*Your task*: Below are some records. Pull every line that contains the word "Microsoft".

— begin —

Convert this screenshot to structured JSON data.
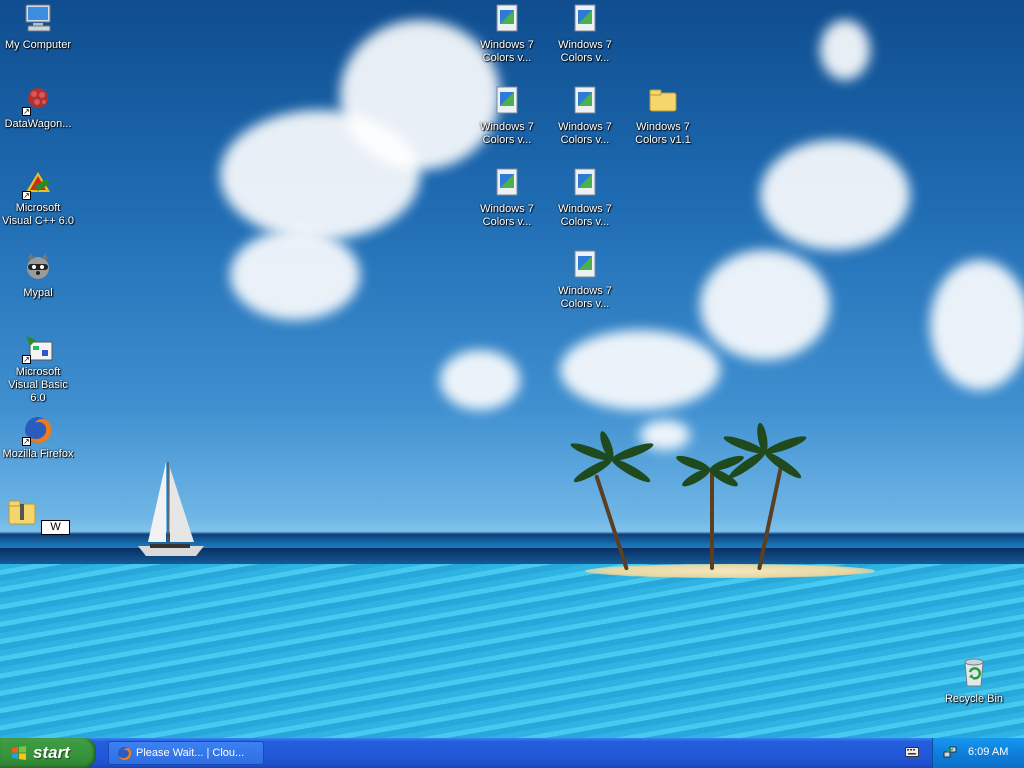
{
  "desktop": {
    "icons": [
      {
        "label": "My Computer"
      },
      {
        "label": "DataWagon..."
      },
      {
        "label": "Microsoft Visual C++ 6.0"
      },
      {
        "label": "Mypal"
      },
      {
        "label": "Microsoft Visual Basic 6.0"
      },
      {
        "label": "Mozilla Firefox"
      },
      {
        "label": "W"
      },
      {
        "label": "Windows 7 Colors v..."
      },
      {
        "label": "Windows 7 Colors v..."
      },
      {
        "label": "Windows 7 Colors v..."
      },
      {
        "label": "Windows 7 Colors v..."
      },
      {
        "label": "Windows 7 Colors v1.1"
      },
      {
        "label": "Windows 7 Colors v..."
      },
      {
        "label": "Windows 7 Colors v..."
      },
      {
        "label": "Windows 7 Colors v..."
      },
      {
        "label": "Recycle Bin"
      }
    ]
  },
  "taskbar": {
    "start_label": "start",
    "task_item_label": "Please Wait... | Clou...",
    "clock": "6:09 AM"
  },
  "colors": {
    "taskbar_blue": "#245edc",
    "start_green": "#3c9b40",
    "tray_blue": "#0f7fdb"
  }
}
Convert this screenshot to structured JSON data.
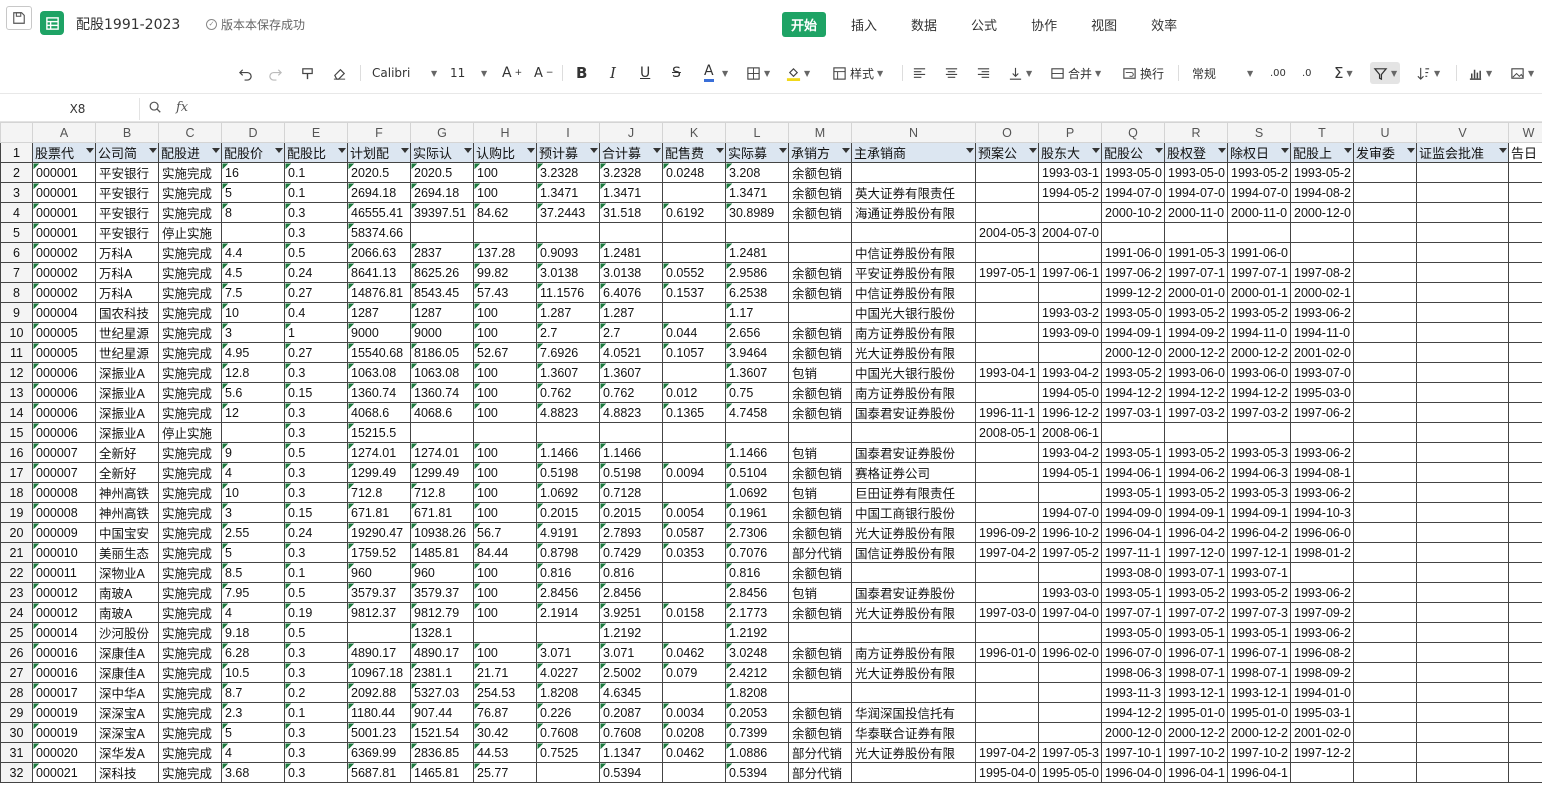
{
  "app": {
    "doc_title": "配股1991-2023",
    "save_status": "版本本保存成功"
  },
  "menu": [
    "开始",
    "插入",
    "数据",
    "公式",
    "协作",
    "视图",
    "效率"
  ],
  "toolbar": {
    "font_name": "Calibri",
    "font_size": "11",
    "style_label": "样式",
    "merge_label": "合并",
    "wrap_label": "换行",
    "format_label": "常规"
  },
  "formula_bar": {
    "cell_ref": "X8",
    "formula": ""
  },
  "columns": [
    "A",
    "B",
    "C",
    "D",
    "E",
    "F",
    "G",
    "H",
    "I",
    "J",
    "K",
    "L",
    "M",
    "N",
    "O",
    "P",
    "Q",
    "R",
    "S",
    "T",
    "U",
    "V",
    "W"
  ],
  "headers": [
    "股票代",
    "公司简",
    "配股进",
    "配股价",
    "配股比",
    "计划配",
    "实际认",
    "认购比",
    "预计募",
    "合计募",
    "配售费",
    "实际募",
    "承销方",
    "主承销商",
    "预案公",
    "股东大",
    "配股公",
    "股权登",
    "除权日",
    "配股上",
    "发审委",
    "证监会批准",
    "告日"
  ],
  "rows": [
    [
      "000001",
      "平安银行",
      "实施完成",
      "16",
      "0.1",
      "2020.5",
      "2020.5",
      "100",
      "3.2328",
      "3.2328",
      "0.0248",
      "3.208",
      "余额包销",
      "",
      "",
      "1993-03-1",
      "1993-05-0",
      "1993-05-0",
      "1993-05-2",
      "1993-05-2",
      "",
      "",
      ""
    ],
    [
      "000001",
      "平安银行",
      "实施完成",
      "5",
      "0.1",
      "2694.18",
      "2694.18",
      "100",
      "1.3471",
      "1.3471",
      "",
      "1.3471",
      "余额包销",
      "英大证券有限责任",
      "",
      "1994-05-2",
      "1994-07-0",
      "1994-07-0",
      "1994-07-0",
      "1994-08-2",
      "",
      "",
      ""
    ],
    [
      "000001",
      "平安银行",
      "实施完成",
      "8",
      "0.3",
      "46555.41",
      "39397.51",
      "84.62",
      "37.2443",
      "31.518",
      "0.6192",
      "30.8989",
      "余额包销",
      "海通证券股份有限",
      "",
      "",
      "2000-10-2",
      "2000-11-0",
      "2000-11-0",
      "2000-12-0",
      "",
      "",
      ""
    ],
    [
      "000001",
      "平安银行",
      "停止实施",
      "",
      "0.3",
      "58374.66",
      "",
      "",
      "",
      "",
      "",
      "",
      "",
      "",
      "2004-05-3",
      "2004-07-0",
      "",
      "",
      "",
      "",
      "",
      "",
      ""
    ],
    [
      "000002",
      "万科A",
      "实施完成",
      "4.4",
      "0.5",
      "2066.63",
      "2837",
      "137.28",
      "0.9093",
      "1.2481",
      "",
      "1.2481",
      "",
      "中信证券股份有限",
      "",
      "",
      "1991-06-0",
      "1991-05-3",
      "1991-06-0",
      "",
      "",
      "",
      ""
    ],
    [
      "000002",
      "万科A",
      "实施完成",
      "4.5",
      "0.24",
      "8641.13",
      "8625.26",
      "99.82",
      "3.0138",
      "3.0138",
      "0.0552",
      "2.9586",
      "余额包销",
      "平安证券股份有限",
      "1997-05-1",
      "1997-06-1",
      "1997-06-2",
      "1997-07-1",
      "1997-07-1",
      "1997-08-2",
      "",
      "",
      ""
    ],
    [
      "000002",
      "万科A",
      "实施完成",
      "7.5",
      "0.27",
      "14876.81",
      "8543.45",
      "57.43",
      "11.1576",
      "6.4076",
      "0.1537",
      "6.2538",
      "余额包销",
      "中信证券股份有限",
      "",
      "",
      "1999-12-2",
      "2000-01-0",
      "2000-01-1",
      "2000-02-1",
      "",
      "",
      ""
    ],
    [
      "000004",
      "国农科技",
      "实施完成",
      "10",
      "0.4",
      "1287",
      "1287",
      "100",
      "1.287",
      "1.287",
      "",
      "1.17",
      "",
      "中国光大银行股份",
      "",
      "1993-03-2",
      "1993-05-0",
      "1993-05-2",
      "1993-05-2",
      "1993-06-2",
      "",
      "",
      ""
    ],
    [
      "000005",
      "世纪星源",
      "实施完成",
      "3",
      "1",
      "9000",
      "9000",
      "100",
      "2.7",
      "2.7",
      "0.044",
      "2.656",
      "余额包销",
      "南方证券股份有限",
      "",
      "1993-09-0",
      "1994-09-1",
      "1994-09-2",
      "1994-11-0",
      "1994-11-0",
      "",
      "",
      ""
    ],
    [
      "000005",
      "世纪星源",
      "实施完成",
      "4.95",
      "0.27",
      "15540.68",
      "8186.05",
      "52.67",
      "7.6926",
      "4.0521",
      "0.1057",
      "3.9464",
      "余额包销",
      "光大证券股份有限",
      "",
      "",
      "2000-12-0",
      "2000-12-2",
      "2000-12-2",
      "2001-02-0",
      "",
      "",
      ""
    ],
    [
      "000006",
      "深振业A",
      "实施完成",
      "12.8",
      "0.3",
      "1063.08",
      "1063.08",
      "100",
      "1.3607",
      "1.3607",
      "",
      "1.3607",
      "包销",
      "中国光大银行股份",
      "1993-04-1",
      "1993-04-2",
      "1993-05-2",
      "1993-06-0",
      "1993-06-0",
      "1993-07-0",
      "",
      "",
      ""
    ],
    [
      "000006",
      "深振业A",
      "实施完成",
      "5.6",
      "0.15",
      "1360.74",
      "1360.74",
      "100",
      "0.762",
      "0.762",
      "0.012",
      "0.75",
      "余额包销",
      "南方证券股份有限",
      "",
      "1994-05-0",
      "1994-12-2",
      "1994-12-2",
      "1994-12-2",
      "1995-03-0",
      "",
      "",
      ""
    ],
    [
      "000006",
      "深振业A",
      "实施完成",
      "12",
      "0.3",
      "4068.6",
      "4068.6",
      "100",
      "4.8823",
      "4.8823",
      "0.1365",
      "4.7458",
      "余额包销",
      "国泰君安证券股份",
      "1996-11-1",
      "1996-12-2",
      "1997-03-1",
      "1997-03-2",
      "1997-03-2",
      "1997-06-2",
      "",
      "",
      ""
    ],
    [
      "000006",
      "深振业A",
      "停止实施",
      "",
      "0.3",
      "15215.5",
      "",
      "",
      "",
      "",
      "",
      "",
      "",
      "",
      "2008-05-1",
      "2008-06-1",
      "",
      "",
      "",
      "",
      "",
      "",
      ""
    ],
    [
      "000007",
      "全新好",
      "实施完成",
      "9",
      "0.5",
      "1274.01",
      "1274.01",
      "100",
      "1.1466",
      "1.1466",
      "",
      "1.1466",
      "包销",
      "国泰君安证券股份",
      "",
      "1993-04-2",
      "1993-05-1",
      "1993-05-2",
      "1993-05-3",
      "1993-06-2",
      "",
      "",
      ""
    ],
    [
      "000007",
      "全新好",
      "实施完成",
      "4",
      "0.3",
      "1299.49",
      "1299.49",
      "100",
      "0.5198",
      "0.5198",
      "0.0094",
      "0.5104",
      "余额包销",
      "赛格证券公司",
      "",
      "1994-05-1",
      "1994-06-1",
      "1994-06-2",
      "1994-06-3",
      "1994-08-1",
      "",
      "",
      ""
    ],
    [
      "000008",
      "神州高铁",
      "实施完成",
      "10",
      "0.3",
      "712.8",
      "712.8",
      "100",
      "1.0692",
      "0.7128",
      "",
      "1.0692",
      "包销",
      "巨田证券有限责任",
      "",
      "",
      "1993-05-1",
      "1993-05-2",
      "1993-05-3",
      "1993-06-2",
      "",
      "",
      ""
    ],
    [
      "000008",
      "神州高铁",
      "实施完成",
      "3",
      "0.15",
      "671.81",
      "671.81",
      "100",
      "0.2015",
      "0.2015",
      "0.0054",
      "0.1961",
      "余额包销",
      "中国工商银行股份",
      "",
      "1994-07-0",
      "1994-09-0",
      "1994-09-1",
      "1994-09-1",
      "1994-10-3",
      "",
      "",
      ""
    ],
    [
      "000009",
      "中国宝安",
      "实施完成",
      "2.55",
      "0.24",
      "19290.47",
      "10938.26",
      "56.7",
      "4.9191",
      "2.7893",
      "0.0587",
      "2.7306",
      "余额包销",
      "光大证券股份有限",
      "1996-09-2",
      "1996-10-2",
      "1996-04-1",
      "1996-04-2",
      "1996-04-2",
      "1996-06-0",
      "",
      "",
      ""
    ],
    [
      "000010",
      "美丽生态",
      "实施完成",
      "5",
      "0.3",
      "1759.52",
      "1485.81",
      "84.44",
      "0.8798",
      "0.7429",
      "0.0353",
      "0.7076",
      "部分代销",
      "国信证券股份有限",
      "1997-04-2",
      "1997-05-2",
      "1997-11-1",
      "1997-12-0",
      "1997-12-1",
      "1998-01-2",
      "",
      "",
      ""
    ],
    [
      "000011",
      "深物业A",
      "实施完成",
      "8.5",
      "0.1",
      "960",
      "960",
      "100",
      "0.816",
      "0.816",
      "",
      "0.816",
      "余额包销",
      "",
      "",
      "",
      "1993-08-0",
      "1993-07-1",
      "1993-07-1",
      "",
      "",
      "",
      ""
    ],
    [
      "000012",
      "南玻A",
      "实施完成",
      "7.95",
      "0.5",
      "3579.37",
      "3579.37",
      "100",
      "2.8456",
      "2.8456",
      "",
      "2.8456",
      "包销",
      "国泰君安证券股份",
      "",
      "1993-03-0",
      "1993-05-1",
      "1993-05-2",
      "1993-05-2",
      "1993-06-2",
      "",
      "",
      ""
    ],
    [
      "000012",
      "南玻A",
      "实施完成",
      "4",
      "0.19",
      "9812.37",
      "9812.79",
      "100",
      "2.1914",
      "3.9251",
      "0.0158",
      "2.1773",
      "余额包销",
      "光大证券股份有限",
      "1997-03-0",
      "1997-04-0",
      "1997-07-1",
      "1997-07-2",
      "1997-07-3",
      "1997-09-2",
      "",
      "",
      ""
    ],
    [
      "000014",
      "沙河股份",
      "实施完成",
      "9.18",
      "0.5",
      "",
      "1328.1",
      "",
      "",
      "1.2192",
      "",
      "1.2192",
      "",
      "",
      "",
      "",
      "1993-05-0",
      "1993-05-1",
      "1993-05-1",
      "1993-06-2",
      "",
      "",
      ""
    ],
    [
      "000016",
      "深康佳A",
      "实施完成",
      "6.28",
      "0.3",
      "4890.17",
      "4890.17",
      "100",
      "3.071",
      "3.071",
      "0.0462",
      "3.0248",
      "余额包销",
      "南方证券股份有限",
      "1996-01-0",
      "1996-02-0",
      "1996-07-0",
      "1996-07-1",
      "1996-07-1",
      "1996-08-2",
      "",
      "",
      ""
    ],
    [
      "000016",
      "深康佳A",
      "实施完成",
      "10.5",
      "0.3",
      "10967.18",
      "2381.1",
      "21.71",
      "4.0227",
      "2.5002",
      "0.079",
      "2.4212",
      "余额包销",
      "光大证券股份有限",
      "",
      "",
      "1998-06-3",
      "1998-07-1",
      "1998-07-1",
      "1998-09-2",
      "",
      "",
      ""
    ],
    [
      "000017",
      "深中华A",
      "实施完成",
      "8.7",
      "0.2",
      "2092.88",
      "5327.03",
      "254.53",
      "1.8208",
      "4.6345",
      "",
      "1.8208",
      "",
      "",
      "",
      "",
      "1993-11-3",
      "1993-12-1",
      "1993-12-1",
      "1994-01-0",
      "",
      "",
      ""
    ],
    [
      "000019",
      "深深宝A",
      "实施完成",
      "2.3",
      "0.1",
      "1180.44",
      "907.44",
      "76.87",
      "0.226",
      "0.2087",
      "0.0034",
      "0.2053",
      "余额包销",
      "华润深国投信托有",
      "",
      "",
      "1994-12-2",
      "1995-01-0",
      "1995-01-0",
      "1995-03-1",
      "",
      "",
      ""
    ],
    [
      "000019",
      "深深宝A",
      "实施完成",
      "5",
      "0.3",
      "5001.23",
      "1521.54",
      "30.42",
      "0.7608",
      "0.7608",
      "0.0208",
      "0.7399",
      "余额包销",
      "华泰联合证券有限",
      "",
      "",
      "2000-12-0",
      "2000-12-2",
      "2000-12-2",
      "2001-02-0",
      "",
      "",
      ""
    ],
    [
      "000020",
      "深华发A",
      "实施完成",
      "4",
      "0.3",
      "6369.99",
      "2836.85",
      "44.53",
      "0.7525",
      "1.1347",
      "0.0462",
      "1.0886",
      "部分代销",
      "光大证券股份有限",
      "1997-04-2",
      "1997-05-3",
      "1997-10-1",
      "1997-10-2",
      "1997-10-2",
      "1997-12-2",
      "",
      "",
      ""
    ],
    [
      "000021",
      "深科技",
      "实施完成",
      "3.68",
      "0.3",
      "5687.81",
      "1465.81",
      "25.77",
      "",
      "0.5394",
      "",
      "0.5394",
      "部分代销",
      "",
      "1995-04-0",
      "1995-05-0",
      "1996-04-0",
      "1996-04-1",
      "1996-04-1",
      "",
      "",
      "",
      ""
    ]
  ]
}
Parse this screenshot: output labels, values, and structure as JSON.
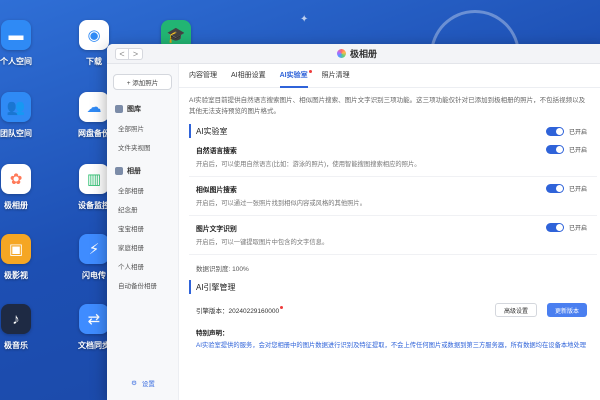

— end —

*Final answer*:
        "label": "Microsoft Visual C++ 6.0"
        "label": "Microsoft Visual Basic 6.0"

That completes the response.